[Task to complete] Using the data below, copy each line that includes the word "image".

Dataset entries on figures:
• • • • • • •

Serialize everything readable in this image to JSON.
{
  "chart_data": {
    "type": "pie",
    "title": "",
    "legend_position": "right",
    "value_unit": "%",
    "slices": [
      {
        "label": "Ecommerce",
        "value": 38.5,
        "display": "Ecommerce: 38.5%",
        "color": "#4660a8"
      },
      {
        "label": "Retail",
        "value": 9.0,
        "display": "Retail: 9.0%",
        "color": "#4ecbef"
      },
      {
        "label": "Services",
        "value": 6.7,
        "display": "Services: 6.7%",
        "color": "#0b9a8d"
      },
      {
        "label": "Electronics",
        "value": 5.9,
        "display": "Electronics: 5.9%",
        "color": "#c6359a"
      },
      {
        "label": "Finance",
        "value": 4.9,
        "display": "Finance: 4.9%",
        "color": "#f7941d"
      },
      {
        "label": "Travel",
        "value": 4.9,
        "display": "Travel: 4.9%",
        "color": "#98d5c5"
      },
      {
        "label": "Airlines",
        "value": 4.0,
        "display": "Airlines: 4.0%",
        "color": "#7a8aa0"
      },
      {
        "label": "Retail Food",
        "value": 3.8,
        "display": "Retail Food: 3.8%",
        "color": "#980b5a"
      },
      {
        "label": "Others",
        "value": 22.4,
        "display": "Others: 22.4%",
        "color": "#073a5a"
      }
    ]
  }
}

• • • • • • •

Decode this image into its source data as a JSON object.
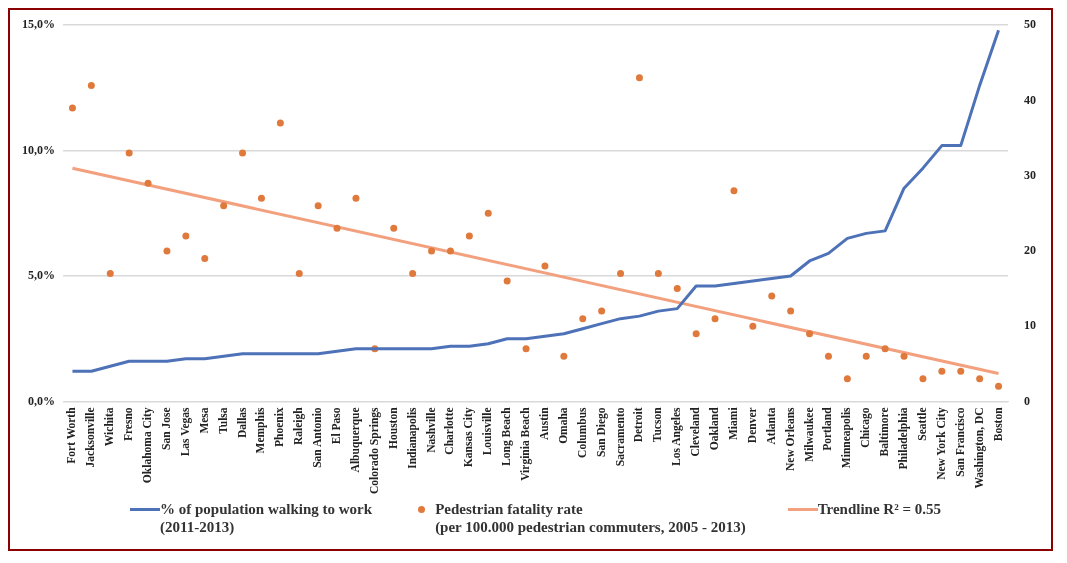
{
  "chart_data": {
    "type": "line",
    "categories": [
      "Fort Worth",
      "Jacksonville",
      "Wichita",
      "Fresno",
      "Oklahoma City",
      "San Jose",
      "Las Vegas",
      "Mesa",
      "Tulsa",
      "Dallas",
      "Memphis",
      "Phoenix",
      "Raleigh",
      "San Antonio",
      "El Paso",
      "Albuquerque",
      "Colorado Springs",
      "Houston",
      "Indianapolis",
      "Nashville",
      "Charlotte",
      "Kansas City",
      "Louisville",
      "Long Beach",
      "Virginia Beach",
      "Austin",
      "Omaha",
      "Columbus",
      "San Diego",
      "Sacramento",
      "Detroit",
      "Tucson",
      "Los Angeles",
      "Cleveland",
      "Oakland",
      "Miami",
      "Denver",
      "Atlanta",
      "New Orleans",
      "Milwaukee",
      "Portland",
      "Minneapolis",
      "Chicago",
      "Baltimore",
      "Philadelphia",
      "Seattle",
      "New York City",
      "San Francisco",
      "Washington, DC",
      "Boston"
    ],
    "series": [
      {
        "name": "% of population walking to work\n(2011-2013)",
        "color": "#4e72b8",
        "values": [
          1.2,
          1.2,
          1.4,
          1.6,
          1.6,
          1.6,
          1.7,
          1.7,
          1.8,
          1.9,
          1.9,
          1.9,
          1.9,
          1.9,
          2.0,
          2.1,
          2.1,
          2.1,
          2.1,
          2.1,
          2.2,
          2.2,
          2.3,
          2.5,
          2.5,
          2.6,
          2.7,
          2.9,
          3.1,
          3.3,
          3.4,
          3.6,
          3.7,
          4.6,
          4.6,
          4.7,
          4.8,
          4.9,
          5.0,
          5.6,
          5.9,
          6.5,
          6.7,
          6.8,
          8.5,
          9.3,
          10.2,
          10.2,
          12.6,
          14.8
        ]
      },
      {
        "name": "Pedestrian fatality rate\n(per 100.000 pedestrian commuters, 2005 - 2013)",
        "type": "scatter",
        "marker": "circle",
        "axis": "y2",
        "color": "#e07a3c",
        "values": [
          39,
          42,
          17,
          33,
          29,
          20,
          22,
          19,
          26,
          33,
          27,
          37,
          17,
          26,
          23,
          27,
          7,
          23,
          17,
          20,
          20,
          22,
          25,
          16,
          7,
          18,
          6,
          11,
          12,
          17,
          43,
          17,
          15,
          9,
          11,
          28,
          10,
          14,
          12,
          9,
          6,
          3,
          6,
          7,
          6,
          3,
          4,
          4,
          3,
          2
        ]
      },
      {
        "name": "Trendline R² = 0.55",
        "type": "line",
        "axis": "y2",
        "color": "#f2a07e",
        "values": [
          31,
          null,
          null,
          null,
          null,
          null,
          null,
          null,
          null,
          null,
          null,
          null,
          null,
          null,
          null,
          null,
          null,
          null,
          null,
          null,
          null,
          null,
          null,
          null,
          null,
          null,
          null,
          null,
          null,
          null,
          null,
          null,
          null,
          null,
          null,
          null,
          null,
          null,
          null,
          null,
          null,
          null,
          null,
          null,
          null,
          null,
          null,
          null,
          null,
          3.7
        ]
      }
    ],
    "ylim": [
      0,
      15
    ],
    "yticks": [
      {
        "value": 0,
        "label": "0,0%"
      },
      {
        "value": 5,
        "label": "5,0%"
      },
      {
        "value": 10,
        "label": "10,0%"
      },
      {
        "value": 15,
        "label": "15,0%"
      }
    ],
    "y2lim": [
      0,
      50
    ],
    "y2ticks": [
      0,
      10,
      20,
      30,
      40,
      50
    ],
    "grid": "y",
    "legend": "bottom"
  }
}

• • • • • • •

[Exercise response]
Serialize everything readable in this image to JSON.
Decode this image into its source data as a JSON object.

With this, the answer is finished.